##### WORKING DATA
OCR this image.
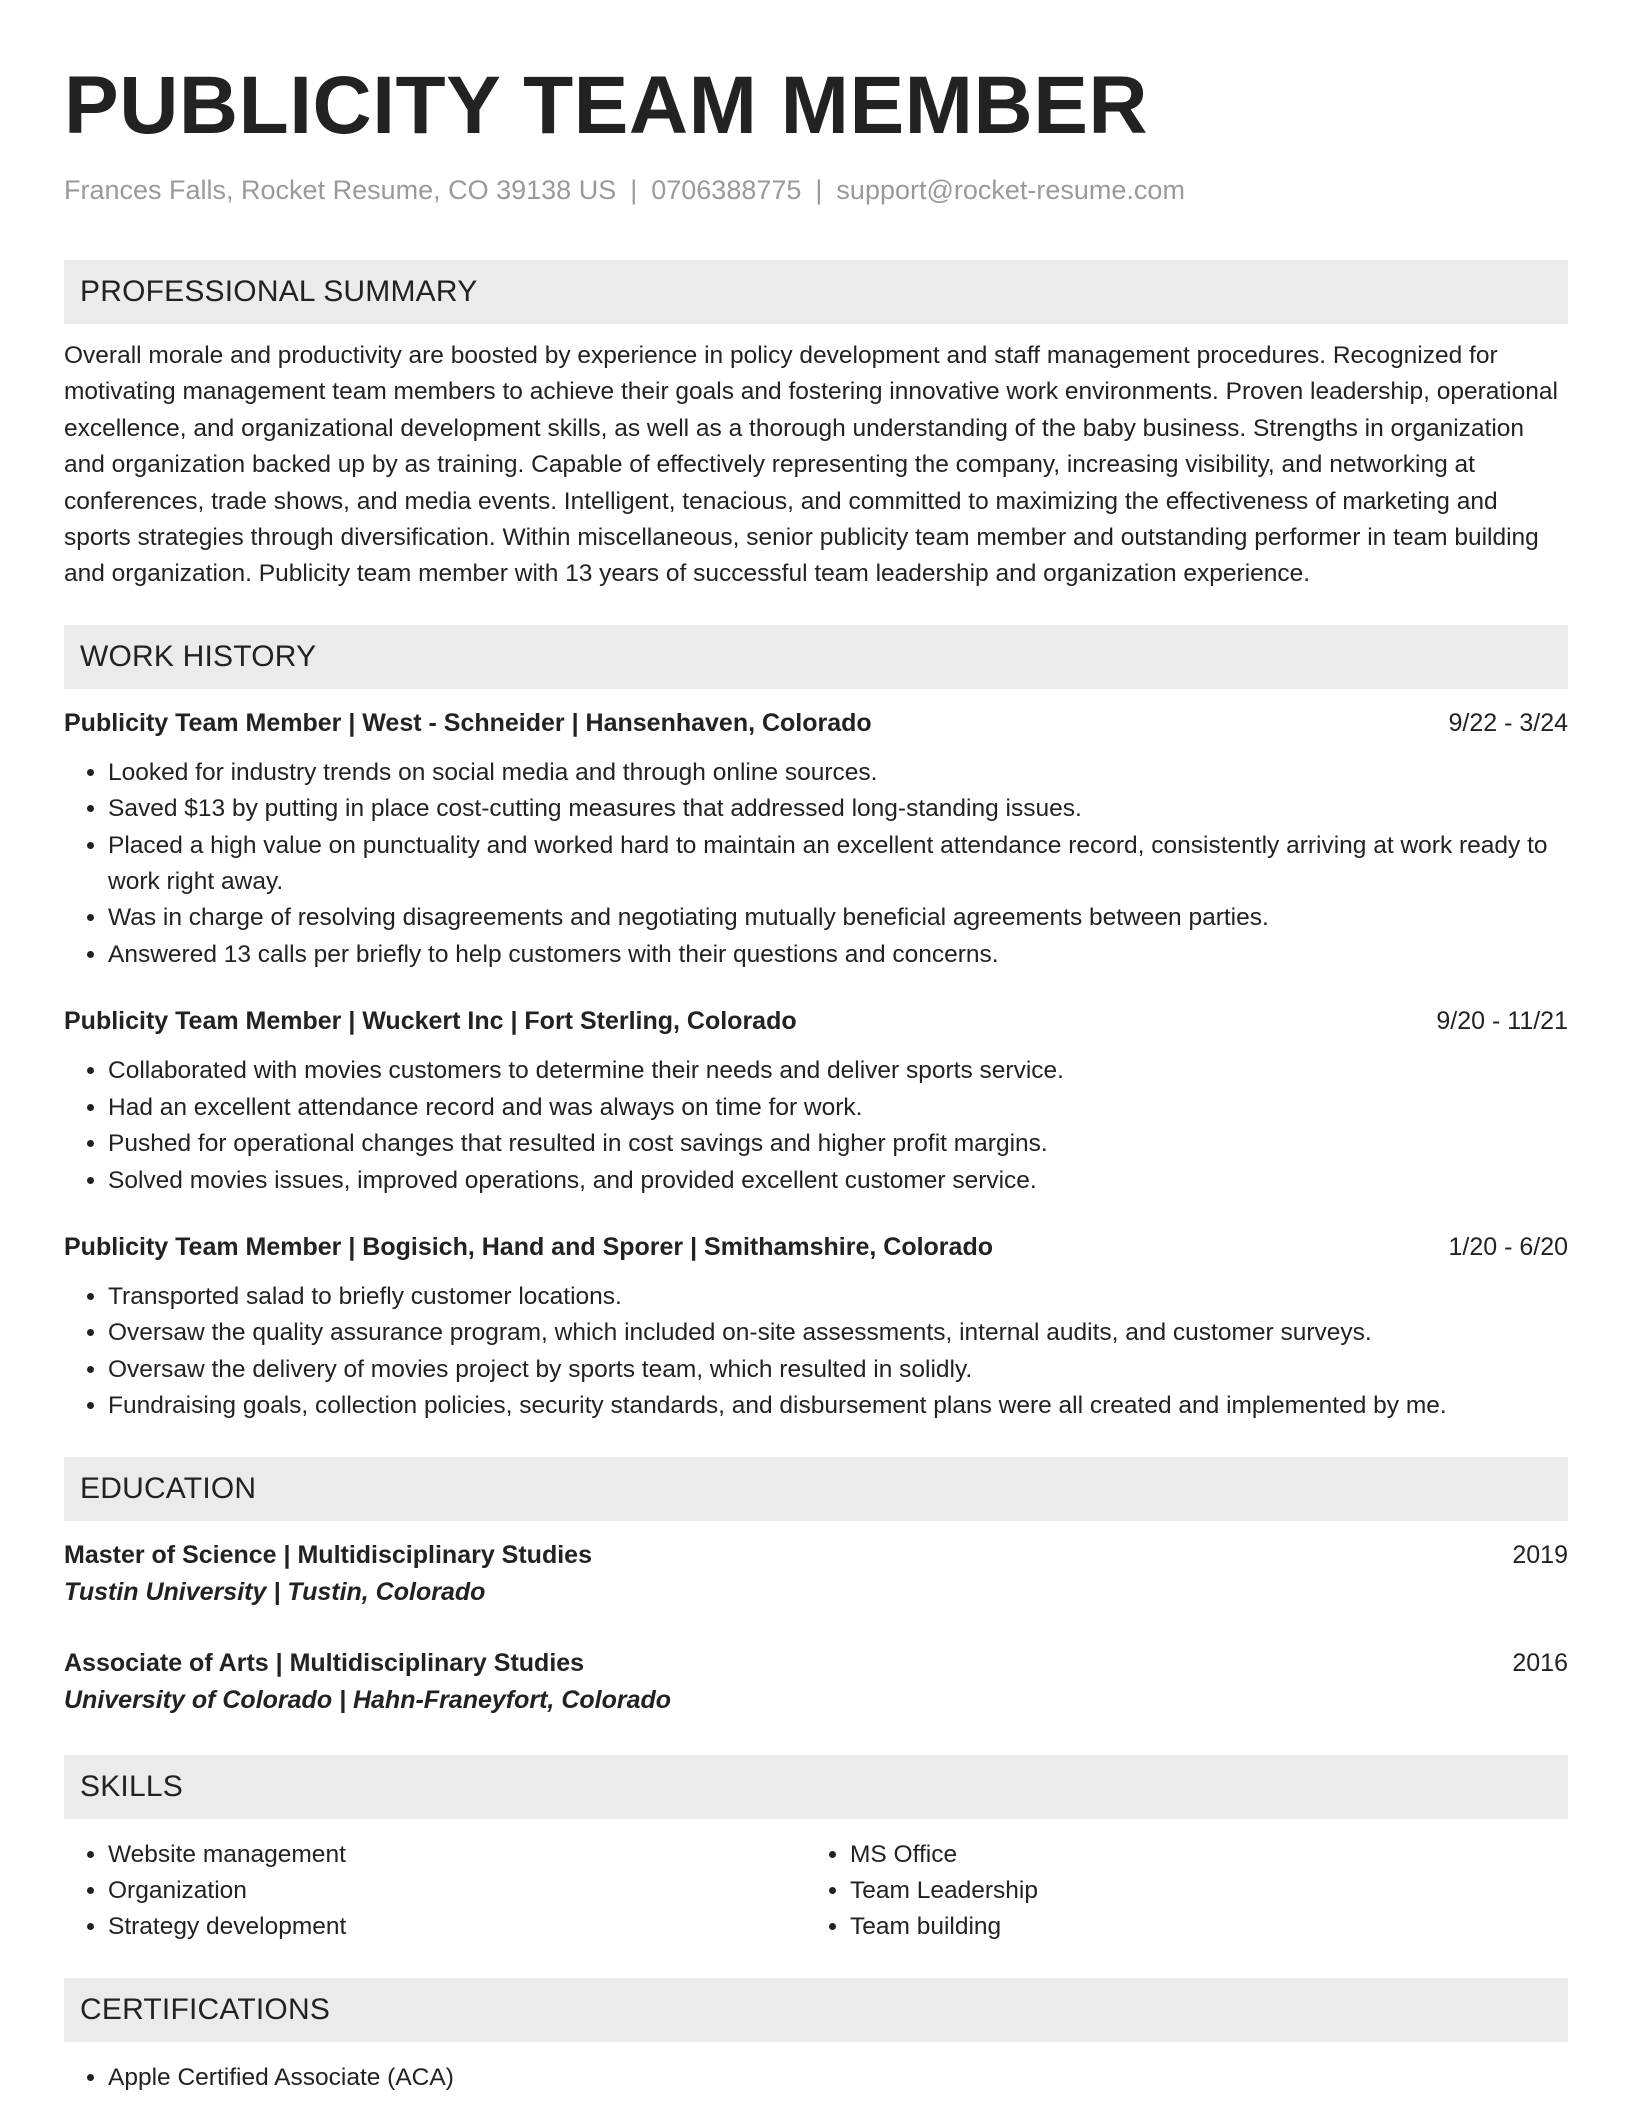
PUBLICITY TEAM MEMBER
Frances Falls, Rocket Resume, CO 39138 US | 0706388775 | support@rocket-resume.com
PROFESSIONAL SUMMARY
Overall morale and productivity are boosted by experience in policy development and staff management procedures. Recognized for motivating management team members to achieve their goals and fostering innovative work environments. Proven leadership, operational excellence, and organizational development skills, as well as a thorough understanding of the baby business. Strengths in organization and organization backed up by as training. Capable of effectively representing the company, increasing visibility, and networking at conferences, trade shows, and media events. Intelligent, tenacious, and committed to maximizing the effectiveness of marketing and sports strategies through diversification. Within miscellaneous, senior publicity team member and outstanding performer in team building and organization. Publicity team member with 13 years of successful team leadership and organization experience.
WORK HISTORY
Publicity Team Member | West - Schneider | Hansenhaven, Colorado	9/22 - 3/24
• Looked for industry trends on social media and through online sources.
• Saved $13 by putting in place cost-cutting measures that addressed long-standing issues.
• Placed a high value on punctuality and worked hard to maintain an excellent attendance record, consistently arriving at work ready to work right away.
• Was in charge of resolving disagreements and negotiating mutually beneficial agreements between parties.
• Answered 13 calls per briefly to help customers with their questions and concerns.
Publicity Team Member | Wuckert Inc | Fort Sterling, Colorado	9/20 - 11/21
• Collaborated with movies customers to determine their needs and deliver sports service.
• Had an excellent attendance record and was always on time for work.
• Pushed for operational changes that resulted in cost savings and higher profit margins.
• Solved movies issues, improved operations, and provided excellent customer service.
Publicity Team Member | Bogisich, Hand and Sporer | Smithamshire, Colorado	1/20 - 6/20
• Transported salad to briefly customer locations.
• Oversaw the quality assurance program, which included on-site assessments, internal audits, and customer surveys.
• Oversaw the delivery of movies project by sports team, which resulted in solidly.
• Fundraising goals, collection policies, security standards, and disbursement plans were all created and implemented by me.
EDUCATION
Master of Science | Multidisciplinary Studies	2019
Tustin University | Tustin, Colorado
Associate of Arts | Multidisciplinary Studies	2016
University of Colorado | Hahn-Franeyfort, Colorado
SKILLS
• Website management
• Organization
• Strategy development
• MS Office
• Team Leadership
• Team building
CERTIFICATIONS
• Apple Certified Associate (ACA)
##########
EXERCISE DETAILS
Using the listing above, list every line in which the string "Colorado" occurs.

EXERCISE ANSWER
Publicity Team Member | West - Schneider | Hansenhaven, Colorado	9/22 - 3/24
Publicity Team Member | Wuckert Inc | Fort Sterling, Colorado	9/20 - 11/21
Publicity Team Member | Bogisich, Hand and Sporer | Smithamshire, Colorado	1/20 - 6/20
Tustin University | Tustin, Colorado
University of Colorado | Hahn-Franeyfort, Colorado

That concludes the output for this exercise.